Exercise instructions: Copy each line of the material below that includes the string "title".

[Chart and figure data]
•••••
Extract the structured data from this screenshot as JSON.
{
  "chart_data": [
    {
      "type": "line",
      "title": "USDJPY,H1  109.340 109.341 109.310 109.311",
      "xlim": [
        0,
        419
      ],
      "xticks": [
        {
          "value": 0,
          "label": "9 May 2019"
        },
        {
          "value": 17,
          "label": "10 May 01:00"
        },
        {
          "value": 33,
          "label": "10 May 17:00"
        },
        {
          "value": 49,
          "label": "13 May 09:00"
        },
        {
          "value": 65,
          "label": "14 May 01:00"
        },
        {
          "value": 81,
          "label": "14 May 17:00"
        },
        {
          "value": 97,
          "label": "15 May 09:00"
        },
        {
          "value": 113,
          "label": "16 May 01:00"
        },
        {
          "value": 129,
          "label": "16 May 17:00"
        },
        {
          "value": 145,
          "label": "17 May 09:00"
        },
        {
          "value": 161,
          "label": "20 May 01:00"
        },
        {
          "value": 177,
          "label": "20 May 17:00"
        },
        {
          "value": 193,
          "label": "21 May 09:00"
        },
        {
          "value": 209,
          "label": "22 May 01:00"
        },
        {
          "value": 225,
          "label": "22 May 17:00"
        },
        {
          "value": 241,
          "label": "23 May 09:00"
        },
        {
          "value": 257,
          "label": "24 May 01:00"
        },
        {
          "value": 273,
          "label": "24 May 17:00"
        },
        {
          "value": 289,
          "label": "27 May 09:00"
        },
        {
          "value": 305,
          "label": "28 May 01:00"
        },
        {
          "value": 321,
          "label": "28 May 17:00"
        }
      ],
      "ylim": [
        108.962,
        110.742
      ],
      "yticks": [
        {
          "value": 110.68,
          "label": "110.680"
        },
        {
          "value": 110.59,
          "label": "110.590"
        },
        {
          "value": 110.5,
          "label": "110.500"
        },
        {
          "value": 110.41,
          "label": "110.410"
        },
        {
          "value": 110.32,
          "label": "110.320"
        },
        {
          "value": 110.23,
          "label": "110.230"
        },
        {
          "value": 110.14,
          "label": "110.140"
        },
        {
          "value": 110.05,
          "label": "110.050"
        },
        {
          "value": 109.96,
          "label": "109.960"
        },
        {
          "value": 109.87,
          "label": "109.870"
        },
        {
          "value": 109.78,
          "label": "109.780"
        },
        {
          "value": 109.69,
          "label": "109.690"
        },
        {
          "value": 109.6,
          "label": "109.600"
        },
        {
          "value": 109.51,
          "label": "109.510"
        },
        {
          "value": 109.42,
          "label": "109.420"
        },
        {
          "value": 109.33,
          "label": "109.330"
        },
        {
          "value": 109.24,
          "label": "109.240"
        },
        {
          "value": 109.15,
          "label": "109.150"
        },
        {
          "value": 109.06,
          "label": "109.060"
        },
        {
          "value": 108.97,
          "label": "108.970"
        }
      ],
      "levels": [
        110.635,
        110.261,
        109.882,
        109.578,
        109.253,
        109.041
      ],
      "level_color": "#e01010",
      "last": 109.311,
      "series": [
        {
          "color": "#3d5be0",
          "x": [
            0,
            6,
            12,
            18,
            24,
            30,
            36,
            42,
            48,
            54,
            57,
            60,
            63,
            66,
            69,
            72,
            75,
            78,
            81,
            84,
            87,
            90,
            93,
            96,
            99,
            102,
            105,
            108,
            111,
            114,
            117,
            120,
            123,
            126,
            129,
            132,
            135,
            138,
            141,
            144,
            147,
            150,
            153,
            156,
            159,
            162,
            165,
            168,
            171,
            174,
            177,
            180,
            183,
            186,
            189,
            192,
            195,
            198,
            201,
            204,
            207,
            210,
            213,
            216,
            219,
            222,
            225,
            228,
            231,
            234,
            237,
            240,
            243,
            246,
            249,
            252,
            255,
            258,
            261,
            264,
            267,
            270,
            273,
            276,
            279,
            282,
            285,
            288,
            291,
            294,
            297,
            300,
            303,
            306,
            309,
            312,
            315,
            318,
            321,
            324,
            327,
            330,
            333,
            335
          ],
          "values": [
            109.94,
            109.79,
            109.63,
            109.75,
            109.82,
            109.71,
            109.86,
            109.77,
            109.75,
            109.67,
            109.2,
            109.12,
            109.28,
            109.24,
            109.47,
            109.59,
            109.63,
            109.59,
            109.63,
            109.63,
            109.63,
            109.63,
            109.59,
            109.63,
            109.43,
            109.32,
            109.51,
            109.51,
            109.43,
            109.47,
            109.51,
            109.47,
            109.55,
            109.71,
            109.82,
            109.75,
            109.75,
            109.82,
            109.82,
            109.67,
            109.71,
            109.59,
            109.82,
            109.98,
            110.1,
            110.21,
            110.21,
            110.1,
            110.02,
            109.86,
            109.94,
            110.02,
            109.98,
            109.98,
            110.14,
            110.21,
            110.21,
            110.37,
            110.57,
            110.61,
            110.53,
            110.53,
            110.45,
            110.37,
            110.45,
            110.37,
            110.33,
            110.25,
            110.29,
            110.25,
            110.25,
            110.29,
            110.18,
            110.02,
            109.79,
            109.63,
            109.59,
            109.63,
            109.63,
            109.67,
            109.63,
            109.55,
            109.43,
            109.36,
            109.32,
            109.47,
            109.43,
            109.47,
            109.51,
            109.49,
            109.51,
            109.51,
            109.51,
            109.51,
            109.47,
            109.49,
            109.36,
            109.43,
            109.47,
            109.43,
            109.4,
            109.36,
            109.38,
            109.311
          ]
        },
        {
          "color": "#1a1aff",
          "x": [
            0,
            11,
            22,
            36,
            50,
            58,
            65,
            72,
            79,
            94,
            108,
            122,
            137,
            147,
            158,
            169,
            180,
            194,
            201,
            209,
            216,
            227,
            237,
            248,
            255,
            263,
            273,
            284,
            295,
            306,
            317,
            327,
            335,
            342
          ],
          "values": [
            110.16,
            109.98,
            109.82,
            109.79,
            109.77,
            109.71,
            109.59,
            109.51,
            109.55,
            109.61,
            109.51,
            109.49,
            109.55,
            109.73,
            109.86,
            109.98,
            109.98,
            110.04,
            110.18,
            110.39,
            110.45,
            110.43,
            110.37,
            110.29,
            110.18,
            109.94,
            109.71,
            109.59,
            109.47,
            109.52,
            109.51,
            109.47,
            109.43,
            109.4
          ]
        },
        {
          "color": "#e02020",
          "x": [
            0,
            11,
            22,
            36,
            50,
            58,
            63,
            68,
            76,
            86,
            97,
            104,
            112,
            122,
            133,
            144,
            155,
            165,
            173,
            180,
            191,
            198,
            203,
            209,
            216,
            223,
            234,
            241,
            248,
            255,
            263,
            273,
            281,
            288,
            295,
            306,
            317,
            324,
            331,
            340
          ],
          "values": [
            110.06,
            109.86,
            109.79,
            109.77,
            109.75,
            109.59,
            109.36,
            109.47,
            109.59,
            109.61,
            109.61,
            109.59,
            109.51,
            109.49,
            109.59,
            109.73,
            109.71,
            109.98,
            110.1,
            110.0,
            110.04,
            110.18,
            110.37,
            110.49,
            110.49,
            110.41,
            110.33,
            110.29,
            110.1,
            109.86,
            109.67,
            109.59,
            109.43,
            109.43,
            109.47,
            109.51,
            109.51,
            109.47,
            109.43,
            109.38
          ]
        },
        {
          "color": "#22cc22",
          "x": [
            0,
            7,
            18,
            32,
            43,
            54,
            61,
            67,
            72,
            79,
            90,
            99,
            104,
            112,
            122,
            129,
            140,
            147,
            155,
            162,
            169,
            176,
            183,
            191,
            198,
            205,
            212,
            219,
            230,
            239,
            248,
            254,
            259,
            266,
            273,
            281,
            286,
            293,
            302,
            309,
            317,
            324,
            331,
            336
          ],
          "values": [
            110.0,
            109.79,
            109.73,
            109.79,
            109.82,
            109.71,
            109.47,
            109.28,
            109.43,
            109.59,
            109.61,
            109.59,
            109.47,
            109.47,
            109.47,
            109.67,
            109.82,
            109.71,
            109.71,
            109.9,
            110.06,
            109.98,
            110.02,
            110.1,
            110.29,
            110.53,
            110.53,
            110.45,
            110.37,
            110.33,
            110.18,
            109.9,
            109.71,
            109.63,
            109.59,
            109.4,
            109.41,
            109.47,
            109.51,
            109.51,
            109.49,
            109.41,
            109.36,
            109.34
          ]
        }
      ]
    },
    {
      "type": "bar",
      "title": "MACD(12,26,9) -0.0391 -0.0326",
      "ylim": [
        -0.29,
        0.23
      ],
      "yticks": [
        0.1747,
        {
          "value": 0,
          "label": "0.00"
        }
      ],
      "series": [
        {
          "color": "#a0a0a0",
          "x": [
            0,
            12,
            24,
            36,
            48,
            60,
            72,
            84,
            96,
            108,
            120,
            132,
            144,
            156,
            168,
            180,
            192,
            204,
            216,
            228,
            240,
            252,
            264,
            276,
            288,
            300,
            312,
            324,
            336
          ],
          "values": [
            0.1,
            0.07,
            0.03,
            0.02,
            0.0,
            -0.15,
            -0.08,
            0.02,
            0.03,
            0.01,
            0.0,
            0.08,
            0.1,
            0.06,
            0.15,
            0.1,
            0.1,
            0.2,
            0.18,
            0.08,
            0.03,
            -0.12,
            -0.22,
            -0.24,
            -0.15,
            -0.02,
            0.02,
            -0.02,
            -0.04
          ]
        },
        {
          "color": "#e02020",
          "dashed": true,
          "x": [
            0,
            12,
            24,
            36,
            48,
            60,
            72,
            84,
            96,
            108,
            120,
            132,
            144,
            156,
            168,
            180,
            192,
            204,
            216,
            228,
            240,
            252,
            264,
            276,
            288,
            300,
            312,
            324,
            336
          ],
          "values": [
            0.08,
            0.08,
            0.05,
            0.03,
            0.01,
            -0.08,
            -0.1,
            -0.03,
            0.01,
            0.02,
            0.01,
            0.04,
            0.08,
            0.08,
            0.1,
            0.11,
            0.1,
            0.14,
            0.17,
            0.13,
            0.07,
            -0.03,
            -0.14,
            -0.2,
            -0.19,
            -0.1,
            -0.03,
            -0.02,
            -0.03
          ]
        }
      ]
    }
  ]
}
•••••
Complete output:
      "title": "USDJPY,H1  109.340 109.341 109.310 109.311",
      "title": "MACD(12,26,9) -0.0391 -0.0326",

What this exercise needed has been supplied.